[Information shown start]
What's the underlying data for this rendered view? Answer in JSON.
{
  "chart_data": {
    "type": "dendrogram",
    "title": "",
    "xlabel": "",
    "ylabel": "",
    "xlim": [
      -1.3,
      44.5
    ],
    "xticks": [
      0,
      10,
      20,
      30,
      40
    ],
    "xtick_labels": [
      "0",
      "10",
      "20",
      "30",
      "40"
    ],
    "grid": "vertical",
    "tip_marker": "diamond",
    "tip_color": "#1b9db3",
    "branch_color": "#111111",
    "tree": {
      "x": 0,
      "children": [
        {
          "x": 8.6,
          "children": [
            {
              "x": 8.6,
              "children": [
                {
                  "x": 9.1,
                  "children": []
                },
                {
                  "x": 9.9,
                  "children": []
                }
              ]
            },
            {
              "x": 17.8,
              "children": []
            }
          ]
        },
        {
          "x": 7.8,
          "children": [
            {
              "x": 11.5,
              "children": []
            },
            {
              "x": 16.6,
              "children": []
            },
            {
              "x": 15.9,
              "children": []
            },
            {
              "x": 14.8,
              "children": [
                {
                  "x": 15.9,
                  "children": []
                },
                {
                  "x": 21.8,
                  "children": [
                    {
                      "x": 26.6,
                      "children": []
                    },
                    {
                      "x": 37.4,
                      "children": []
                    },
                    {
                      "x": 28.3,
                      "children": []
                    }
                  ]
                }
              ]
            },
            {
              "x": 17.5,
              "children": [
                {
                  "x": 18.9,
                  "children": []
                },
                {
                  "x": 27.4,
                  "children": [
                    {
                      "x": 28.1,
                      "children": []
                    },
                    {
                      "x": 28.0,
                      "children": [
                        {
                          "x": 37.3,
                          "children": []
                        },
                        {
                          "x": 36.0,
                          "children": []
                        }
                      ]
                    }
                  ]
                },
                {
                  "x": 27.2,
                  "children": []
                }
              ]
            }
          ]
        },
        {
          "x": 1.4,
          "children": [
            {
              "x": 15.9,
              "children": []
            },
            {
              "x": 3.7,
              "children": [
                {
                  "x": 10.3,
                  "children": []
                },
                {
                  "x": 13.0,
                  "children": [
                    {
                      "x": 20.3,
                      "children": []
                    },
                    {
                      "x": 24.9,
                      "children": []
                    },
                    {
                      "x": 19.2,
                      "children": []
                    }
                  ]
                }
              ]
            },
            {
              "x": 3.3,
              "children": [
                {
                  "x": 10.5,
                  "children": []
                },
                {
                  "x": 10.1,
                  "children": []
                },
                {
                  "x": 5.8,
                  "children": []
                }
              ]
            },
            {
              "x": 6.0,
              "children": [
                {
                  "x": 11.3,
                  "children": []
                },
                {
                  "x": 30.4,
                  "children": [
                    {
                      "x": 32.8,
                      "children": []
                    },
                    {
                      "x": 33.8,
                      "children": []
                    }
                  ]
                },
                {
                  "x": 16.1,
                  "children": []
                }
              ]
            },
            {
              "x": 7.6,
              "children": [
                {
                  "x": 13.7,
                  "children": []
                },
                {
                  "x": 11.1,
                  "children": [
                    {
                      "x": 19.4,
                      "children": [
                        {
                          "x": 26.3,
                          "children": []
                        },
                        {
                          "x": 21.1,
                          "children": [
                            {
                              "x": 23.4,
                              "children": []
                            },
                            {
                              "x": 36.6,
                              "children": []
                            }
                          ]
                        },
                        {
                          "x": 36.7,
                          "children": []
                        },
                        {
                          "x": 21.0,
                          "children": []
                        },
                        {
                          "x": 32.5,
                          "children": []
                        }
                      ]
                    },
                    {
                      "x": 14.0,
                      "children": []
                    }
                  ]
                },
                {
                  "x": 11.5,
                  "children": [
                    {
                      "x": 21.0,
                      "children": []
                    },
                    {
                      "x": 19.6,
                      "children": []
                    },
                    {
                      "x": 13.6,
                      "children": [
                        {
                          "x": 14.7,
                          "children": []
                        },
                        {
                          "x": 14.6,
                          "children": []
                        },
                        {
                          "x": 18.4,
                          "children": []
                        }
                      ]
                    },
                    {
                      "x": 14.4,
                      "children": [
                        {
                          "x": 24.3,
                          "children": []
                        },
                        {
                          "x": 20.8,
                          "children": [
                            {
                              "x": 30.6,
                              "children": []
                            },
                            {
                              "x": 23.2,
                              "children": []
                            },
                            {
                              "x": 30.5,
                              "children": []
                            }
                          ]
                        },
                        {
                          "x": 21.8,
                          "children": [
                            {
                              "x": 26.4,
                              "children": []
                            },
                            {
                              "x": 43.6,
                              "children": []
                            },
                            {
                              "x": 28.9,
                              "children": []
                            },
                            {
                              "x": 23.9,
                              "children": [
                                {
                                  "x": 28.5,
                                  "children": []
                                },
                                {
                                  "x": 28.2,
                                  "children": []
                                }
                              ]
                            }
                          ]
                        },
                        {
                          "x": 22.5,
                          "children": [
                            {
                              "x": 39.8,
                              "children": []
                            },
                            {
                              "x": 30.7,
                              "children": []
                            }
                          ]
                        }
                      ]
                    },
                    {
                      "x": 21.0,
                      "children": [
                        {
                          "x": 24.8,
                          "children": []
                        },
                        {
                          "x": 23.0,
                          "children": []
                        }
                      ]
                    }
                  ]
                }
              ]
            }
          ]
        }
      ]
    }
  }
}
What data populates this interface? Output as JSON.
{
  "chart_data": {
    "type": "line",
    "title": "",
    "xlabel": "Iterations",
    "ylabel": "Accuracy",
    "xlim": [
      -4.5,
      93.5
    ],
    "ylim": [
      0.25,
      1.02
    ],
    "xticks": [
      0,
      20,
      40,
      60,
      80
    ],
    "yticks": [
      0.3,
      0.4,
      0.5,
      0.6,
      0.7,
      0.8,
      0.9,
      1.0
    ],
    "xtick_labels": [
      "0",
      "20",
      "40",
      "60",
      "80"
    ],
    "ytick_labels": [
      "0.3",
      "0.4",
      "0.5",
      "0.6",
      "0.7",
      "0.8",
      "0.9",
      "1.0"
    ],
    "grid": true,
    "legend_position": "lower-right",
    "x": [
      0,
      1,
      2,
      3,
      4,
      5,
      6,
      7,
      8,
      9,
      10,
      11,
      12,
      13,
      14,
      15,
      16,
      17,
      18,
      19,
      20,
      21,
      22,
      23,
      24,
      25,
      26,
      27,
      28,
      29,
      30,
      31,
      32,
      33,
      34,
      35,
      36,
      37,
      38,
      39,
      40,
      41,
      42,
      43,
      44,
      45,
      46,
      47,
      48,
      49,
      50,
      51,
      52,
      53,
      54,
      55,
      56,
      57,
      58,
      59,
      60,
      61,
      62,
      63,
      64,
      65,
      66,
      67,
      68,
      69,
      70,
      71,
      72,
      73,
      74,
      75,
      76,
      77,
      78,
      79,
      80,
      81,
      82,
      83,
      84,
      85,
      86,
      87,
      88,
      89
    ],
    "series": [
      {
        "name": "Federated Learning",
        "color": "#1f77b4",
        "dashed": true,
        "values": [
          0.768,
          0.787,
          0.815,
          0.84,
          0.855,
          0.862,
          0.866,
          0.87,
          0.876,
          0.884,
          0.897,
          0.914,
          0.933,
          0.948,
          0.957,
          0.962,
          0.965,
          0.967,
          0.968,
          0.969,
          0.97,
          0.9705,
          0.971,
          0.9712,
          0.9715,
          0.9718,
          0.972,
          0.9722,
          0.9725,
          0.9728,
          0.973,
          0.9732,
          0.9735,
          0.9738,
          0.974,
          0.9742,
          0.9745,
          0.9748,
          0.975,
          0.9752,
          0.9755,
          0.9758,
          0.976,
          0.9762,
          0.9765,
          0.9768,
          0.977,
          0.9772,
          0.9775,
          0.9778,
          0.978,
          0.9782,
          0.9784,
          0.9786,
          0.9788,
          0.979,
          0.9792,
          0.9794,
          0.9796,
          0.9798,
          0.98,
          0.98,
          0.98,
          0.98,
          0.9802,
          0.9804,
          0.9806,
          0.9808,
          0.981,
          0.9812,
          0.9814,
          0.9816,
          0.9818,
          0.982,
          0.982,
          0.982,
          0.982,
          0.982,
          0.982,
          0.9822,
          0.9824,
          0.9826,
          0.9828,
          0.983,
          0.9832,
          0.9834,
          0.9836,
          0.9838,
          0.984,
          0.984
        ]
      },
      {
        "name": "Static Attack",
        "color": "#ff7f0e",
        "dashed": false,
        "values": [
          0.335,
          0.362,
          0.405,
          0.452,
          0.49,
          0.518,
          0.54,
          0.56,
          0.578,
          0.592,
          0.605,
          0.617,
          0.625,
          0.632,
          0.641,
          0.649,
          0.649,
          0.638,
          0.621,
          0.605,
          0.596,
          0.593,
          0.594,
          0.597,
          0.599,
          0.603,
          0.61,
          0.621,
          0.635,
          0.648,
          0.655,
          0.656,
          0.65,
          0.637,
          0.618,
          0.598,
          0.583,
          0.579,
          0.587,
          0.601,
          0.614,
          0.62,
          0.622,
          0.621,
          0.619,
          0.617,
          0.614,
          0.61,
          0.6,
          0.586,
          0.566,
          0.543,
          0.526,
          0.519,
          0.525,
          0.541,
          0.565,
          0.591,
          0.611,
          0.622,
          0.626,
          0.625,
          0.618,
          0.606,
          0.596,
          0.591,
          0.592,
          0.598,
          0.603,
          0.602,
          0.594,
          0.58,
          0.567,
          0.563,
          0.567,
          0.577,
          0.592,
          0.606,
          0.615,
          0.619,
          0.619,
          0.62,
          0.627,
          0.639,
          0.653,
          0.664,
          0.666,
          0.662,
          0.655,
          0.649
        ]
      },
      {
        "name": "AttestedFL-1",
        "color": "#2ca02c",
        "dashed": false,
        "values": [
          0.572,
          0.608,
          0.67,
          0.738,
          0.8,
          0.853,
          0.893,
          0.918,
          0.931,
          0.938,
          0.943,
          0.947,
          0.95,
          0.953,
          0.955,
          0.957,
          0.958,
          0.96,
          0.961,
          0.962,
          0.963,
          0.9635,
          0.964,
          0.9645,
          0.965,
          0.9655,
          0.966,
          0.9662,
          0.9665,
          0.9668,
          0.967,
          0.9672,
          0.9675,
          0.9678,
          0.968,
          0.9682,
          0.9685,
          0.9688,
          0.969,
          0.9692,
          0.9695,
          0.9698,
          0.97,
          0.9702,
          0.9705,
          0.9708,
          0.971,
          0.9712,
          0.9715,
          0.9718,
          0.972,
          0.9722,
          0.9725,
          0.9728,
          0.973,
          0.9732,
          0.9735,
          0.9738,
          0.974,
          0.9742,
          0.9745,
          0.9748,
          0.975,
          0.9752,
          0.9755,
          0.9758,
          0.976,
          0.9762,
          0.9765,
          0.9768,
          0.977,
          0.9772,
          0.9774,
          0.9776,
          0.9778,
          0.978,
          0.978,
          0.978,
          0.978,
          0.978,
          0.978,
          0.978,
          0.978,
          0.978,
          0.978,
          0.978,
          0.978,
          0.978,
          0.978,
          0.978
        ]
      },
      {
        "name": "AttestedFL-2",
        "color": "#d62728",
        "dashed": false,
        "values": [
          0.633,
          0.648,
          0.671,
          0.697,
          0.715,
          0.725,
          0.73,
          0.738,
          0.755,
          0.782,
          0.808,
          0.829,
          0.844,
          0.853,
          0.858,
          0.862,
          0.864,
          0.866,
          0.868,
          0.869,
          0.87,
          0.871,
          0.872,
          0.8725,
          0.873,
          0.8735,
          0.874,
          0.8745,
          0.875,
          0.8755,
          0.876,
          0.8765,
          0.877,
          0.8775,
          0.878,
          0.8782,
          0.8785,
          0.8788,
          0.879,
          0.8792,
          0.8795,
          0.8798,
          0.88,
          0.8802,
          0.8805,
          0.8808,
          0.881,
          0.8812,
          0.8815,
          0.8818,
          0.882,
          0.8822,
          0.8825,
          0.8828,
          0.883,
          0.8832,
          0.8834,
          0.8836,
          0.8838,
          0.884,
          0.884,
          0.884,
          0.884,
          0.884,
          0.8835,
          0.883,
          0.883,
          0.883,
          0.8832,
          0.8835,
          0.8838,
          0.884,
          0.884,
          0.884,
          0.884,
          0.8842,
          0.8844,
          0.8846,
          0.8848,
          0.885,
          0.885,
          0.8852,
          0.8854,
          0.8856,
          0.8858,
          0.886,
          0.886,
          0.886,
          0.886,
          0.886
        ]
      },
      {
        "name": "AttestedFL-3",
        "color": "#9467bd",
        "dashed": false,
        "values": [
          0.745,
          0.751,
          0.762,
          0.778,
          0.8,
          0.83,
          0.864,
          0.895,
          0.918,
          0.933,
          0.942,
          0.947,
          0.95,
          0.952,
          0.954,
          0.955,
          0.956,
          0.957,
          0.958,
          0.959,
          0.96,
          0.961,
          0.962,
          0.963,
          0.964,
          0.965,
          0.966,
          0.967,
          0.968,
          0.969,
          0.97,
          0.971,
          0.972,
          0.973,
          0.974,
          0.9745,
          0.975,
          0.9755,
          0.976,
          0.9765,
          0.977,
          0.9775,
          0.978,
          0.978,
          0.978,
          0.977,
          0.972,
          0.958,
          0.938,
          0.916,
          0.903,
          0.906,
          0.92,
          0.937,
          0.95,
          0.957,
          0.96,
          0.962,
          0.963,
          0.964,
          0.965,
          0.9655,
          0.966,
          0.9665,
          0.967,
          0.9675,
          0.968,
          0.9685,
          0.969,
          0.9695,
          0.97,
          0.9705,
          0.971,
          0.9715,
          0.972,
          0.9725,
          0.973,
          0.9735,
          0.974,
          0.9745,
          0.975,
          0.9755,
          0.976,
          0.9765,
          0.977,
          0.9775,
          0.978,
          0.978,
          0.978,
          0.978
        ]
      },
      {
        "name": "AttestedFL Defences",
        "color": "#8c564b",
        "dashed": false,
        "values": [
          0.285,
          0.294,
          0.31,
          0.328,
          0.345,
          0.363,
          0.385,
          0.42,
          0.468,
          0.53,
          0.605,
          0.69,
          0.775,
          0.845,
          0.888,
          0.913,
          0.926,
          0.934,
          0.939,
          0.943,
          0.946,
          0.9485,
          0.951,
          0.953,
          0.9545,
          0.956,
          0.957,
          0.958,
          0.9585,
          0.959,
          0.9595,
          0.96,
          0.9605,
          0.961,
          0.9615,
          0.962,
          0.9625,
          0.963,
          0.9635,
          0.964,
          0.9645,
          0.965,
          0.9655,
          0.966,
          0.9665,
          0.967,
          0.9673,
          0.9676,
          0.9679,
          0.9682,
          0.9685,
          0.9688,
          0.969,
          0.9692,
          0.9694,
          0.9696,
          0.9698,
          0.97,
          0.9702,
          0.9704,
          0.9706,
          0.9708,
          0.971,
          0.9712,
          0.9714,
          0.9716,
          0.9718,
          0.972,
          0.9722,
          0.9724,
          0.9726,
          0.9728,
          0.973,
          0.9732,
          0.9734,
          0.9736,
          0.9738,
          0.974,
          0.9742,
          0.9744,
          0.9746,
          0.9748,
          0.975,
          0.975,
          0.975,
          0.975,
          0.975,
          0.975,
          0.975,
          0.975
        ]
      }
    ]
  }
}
[Information shown end]
**Exercise brief**
Working from the listing above, pick out every line that has "AttestedFL" and copy it.

**Completed exercise**
        "name": "AttestedFL-1",
        "name": "AttestedFL-2",
        "name": "AttestedFL-3",
        "name": "AttestedFL Defences",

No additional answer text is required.